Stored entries
※

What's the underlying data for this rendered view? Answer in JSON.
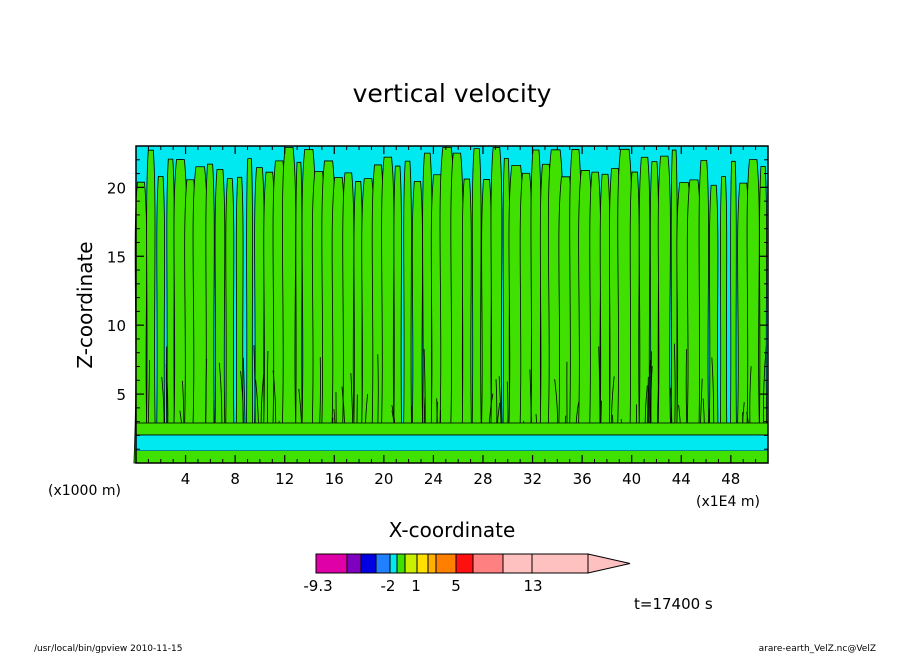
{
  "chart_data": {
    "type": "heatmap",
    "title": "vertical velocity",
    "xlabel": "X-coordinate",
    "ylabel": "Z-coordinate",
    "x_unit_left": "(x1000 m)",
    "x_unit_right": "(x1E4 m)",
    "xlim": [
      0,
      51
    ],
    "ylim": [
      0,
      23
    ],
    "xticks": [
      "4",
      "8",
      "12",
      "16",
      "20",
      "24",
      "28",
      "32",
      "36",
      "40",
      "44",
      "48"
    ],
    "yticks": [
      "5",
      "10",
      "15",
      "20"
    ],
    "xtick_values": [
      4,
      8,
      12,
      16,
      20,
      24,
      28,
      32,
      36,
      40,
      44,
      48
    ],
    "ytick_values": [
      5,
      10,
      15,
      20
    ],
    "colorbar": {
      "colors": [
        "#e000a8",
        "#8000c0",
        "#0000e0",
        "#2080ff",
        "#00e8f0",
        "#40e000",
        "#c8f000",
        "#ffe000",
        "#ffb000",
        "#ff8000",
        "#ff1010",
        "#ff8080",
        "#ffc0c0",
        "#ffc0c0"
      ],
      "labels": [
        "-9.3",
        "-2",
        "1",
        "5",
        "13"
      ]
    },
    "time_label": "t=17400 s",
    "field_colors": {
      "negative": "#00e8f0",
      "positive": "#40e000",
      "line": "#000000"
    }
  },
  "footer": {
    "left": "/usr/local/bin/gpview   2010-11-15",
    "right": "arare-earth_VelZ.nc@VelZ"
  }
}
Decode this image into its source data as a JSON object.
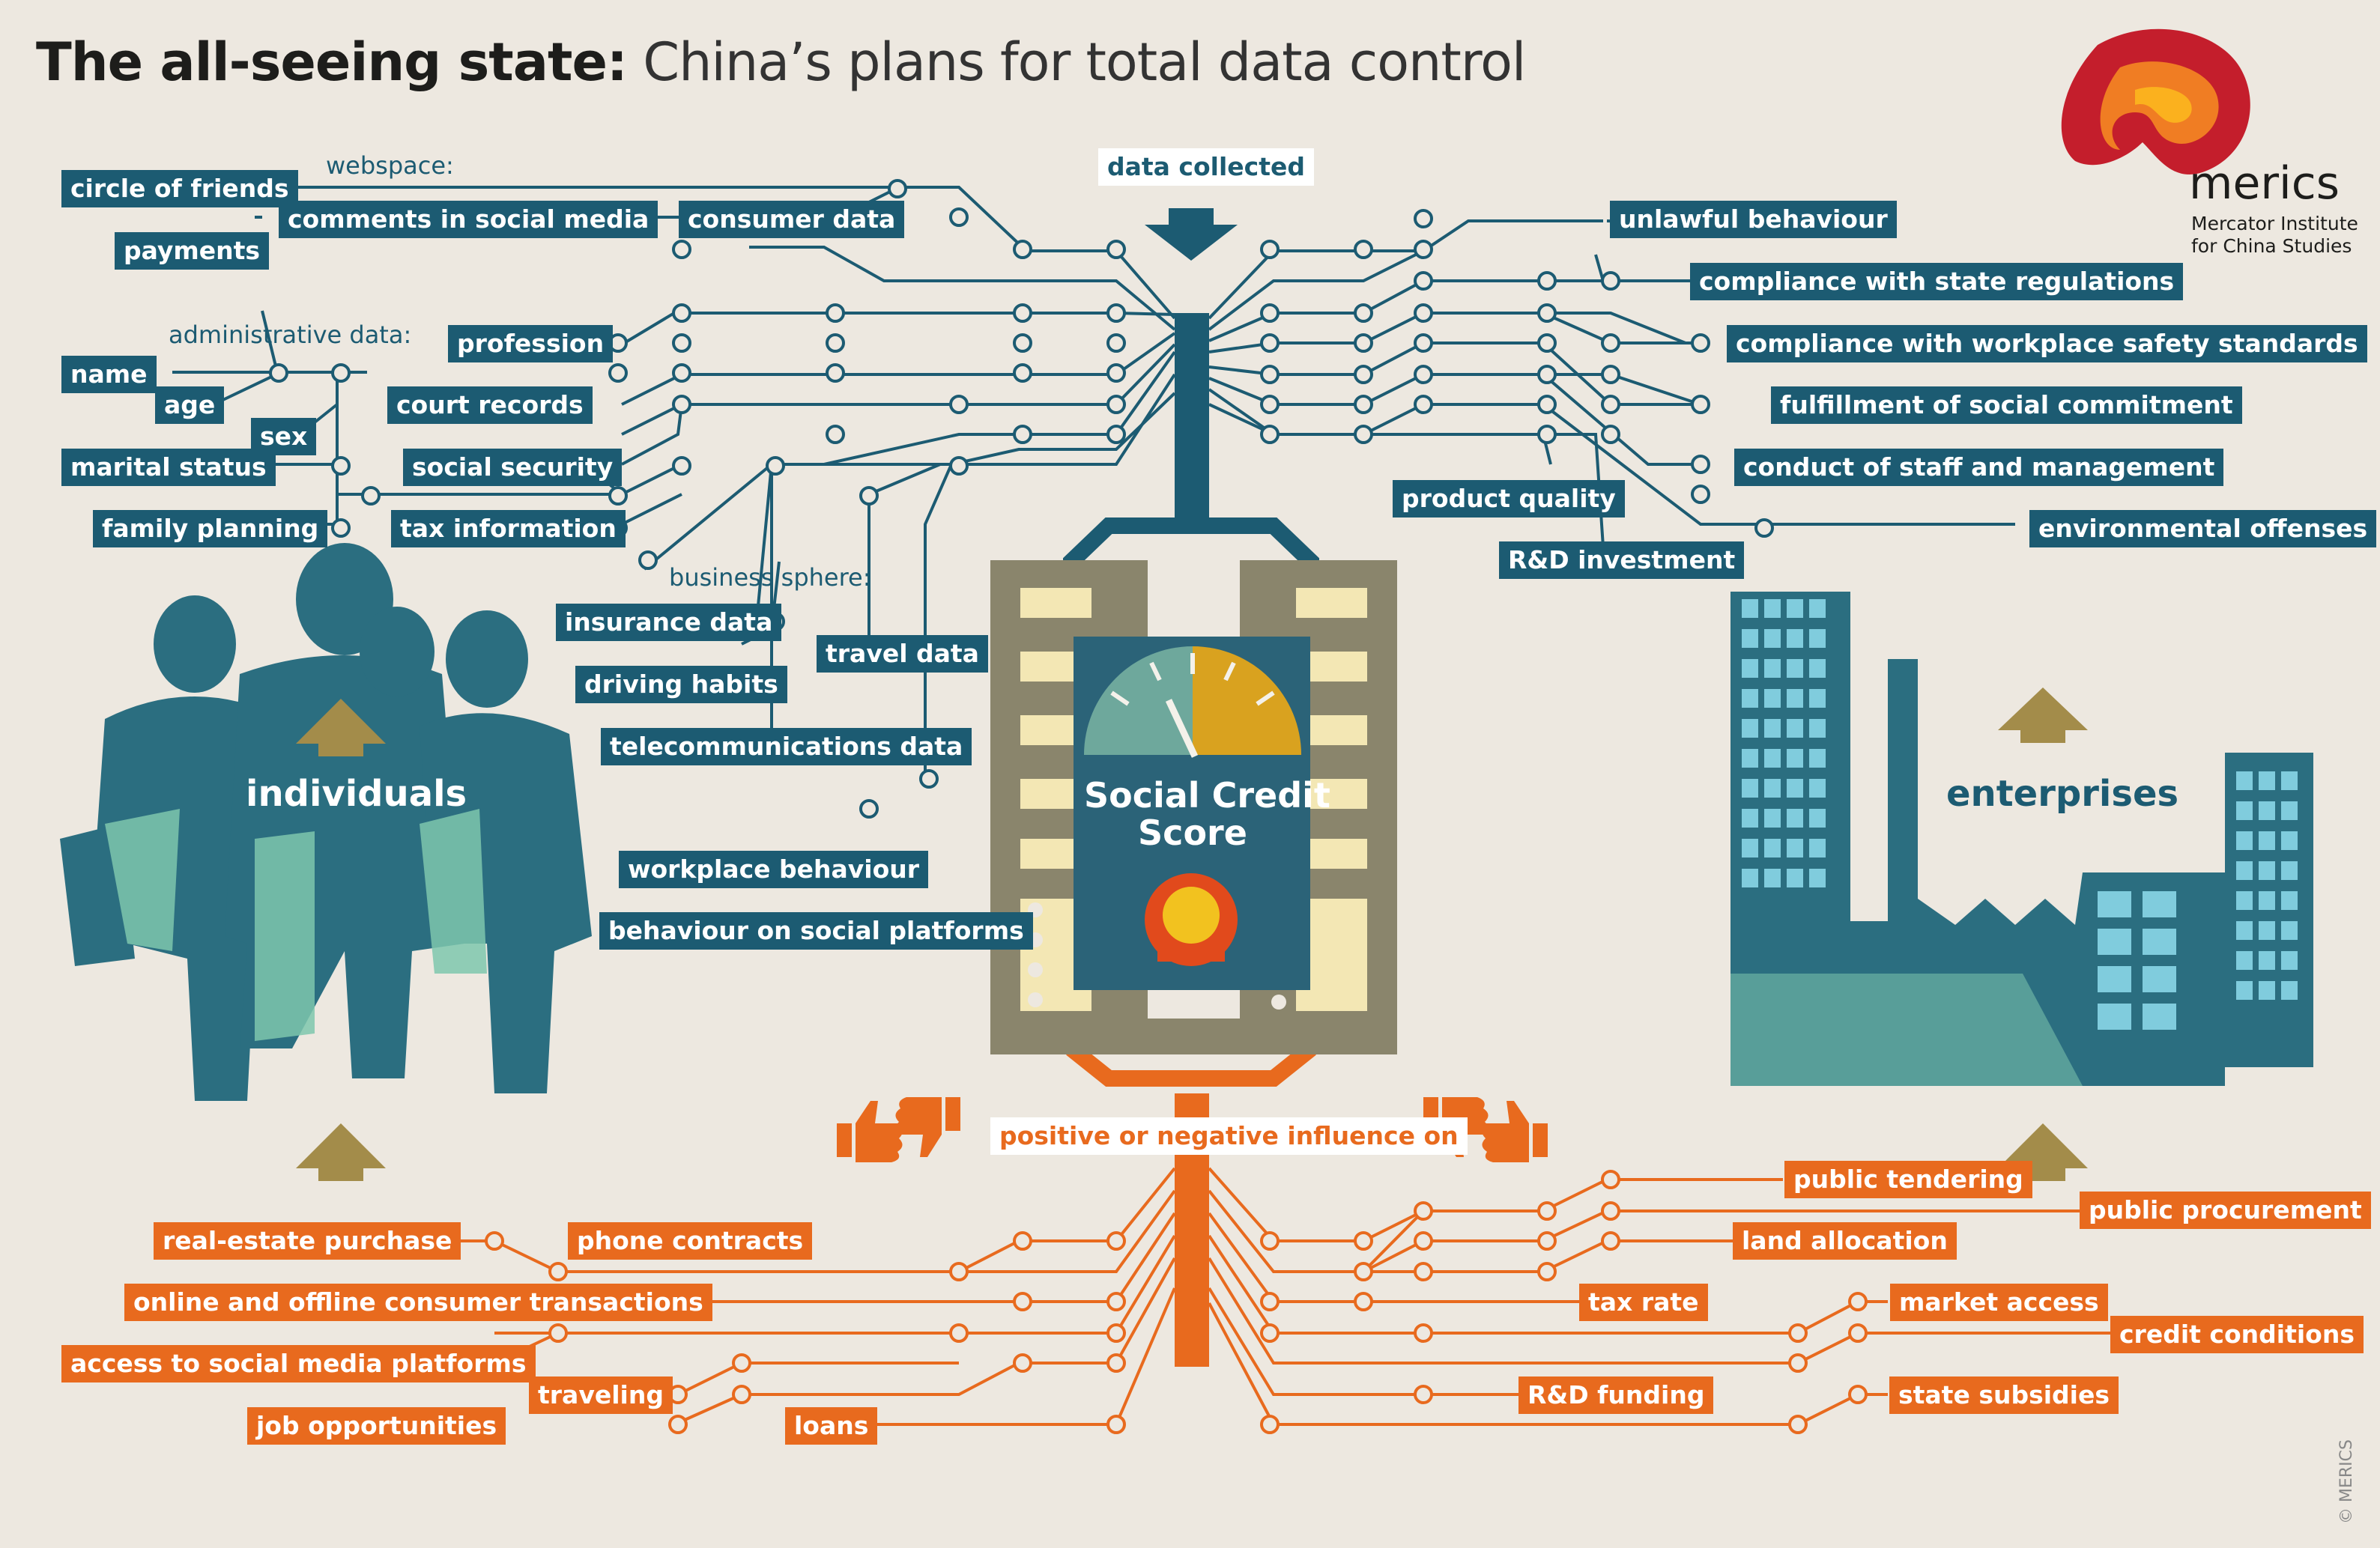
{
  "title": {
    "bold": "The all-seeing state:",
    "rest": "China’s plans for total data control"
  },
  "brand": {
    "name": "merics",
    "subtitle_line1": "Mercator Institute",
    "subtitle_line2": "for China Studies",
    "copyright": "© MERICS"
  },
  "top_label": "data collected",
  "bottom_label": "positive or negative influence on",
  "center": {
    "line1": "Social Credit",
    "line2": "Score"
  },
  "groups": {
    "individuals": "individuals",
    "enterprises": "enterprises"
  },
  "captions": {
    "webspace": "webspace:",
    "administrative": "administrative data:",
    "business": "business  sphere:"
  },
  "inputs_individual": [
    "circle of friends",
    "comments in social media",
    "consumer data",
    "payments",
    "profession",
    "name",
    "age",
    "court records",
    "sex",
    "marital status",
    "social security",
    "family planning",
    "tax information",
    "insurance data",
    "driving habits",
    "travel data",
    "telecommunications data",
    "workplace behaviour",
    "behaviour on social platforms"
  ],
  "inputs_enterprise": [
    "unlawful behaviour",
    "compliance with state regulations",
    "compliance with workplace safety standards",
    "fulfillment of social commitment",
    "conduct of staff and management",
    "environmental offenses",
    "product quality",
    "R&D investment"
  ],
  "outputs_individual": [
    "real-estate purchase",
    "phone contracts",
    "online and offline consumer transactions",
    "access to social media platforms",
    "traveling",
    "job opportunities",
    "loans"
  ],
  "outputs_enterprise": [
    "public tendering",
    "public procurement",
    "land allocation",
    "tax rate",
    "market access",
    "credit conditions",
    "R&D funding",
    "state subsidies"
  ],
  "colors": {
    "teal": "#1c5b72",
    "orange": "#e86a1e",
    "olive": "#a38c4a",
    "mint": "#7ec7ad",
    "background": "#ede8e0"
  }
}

※

> [The exercise]
Above are the records. Copy exactly, and only, the lines from the line containing "Decode this image" through the last one, omitting any pictures.

> [Solved problem]
Decode this image into its source data as a JSON object.
{
  "title": {
    "bold": "The all-seeing state:",
    "rest": "China’s plans for total data control"
  },
  "brand": {
    "name": "merics",
    "subtitle_line1": "Mercator Institute",
    "subtitle_line2": "for China Studies",
    "copyright": "© MERICS"
  },
  "top_label": "data collected",
  "bottom_label": "positive or negative influence on",
  "center": {
    "line1": "Social Credit",
    "line2": "Score"
  },
  "groups": {
    "individuals": "individuals",
    "enterprises": "enterprises"
  },
  "captions": {
    "webspace": "webspace:",
    "administrative": "administrative data:",
    "business": "business  sphere:"
  },
  "inputs_individual": [
    "circle of friends",
    "comments in social media",
    "consumer data",
    "payments",
    "profession",
    "name",
    "age",
    "court records",
    "sex",
    "marital status",
    "social security",
    "family planning",
    "tax information",
    "insurance data",
    "driving habits",
    "travel data",
    "telecommunications data",
    "workplace behaviour",
    "behaviour on social platforms"
  ],
  "inputs_enterprise": [
    "unlawful behaviour",
    "compliance with state regulations",
    "compliance with workplace safety standards",
    "fulfillment of social commitment",
    "conduct of staff and management",
    "environmental offenses",
    "product quality",
    "R&D investment"
  ],
  "outputs_individual": [
    "real-estate purchase",
    "phone contracts",
    "online and offline consumer transactions",
    "access to social media platforms",
    "traveling",
    "job opportunities",
    "loans"
  ],
  "outputs_enterprise": [
    "public tendering",
    "public procurement",
    "land allocation",
    "tax rate",
    "market access",
    "credit conditions",
    "R&D funding",
    "state subsidies"
  ],
  "colors": {
    "teal": "#1c5b72",
    "orange": "#e86a1e",
    "olive": "#a38c4a",
    "mint": "#7ec7ad",
    "background": "#ede8e0"
  }
}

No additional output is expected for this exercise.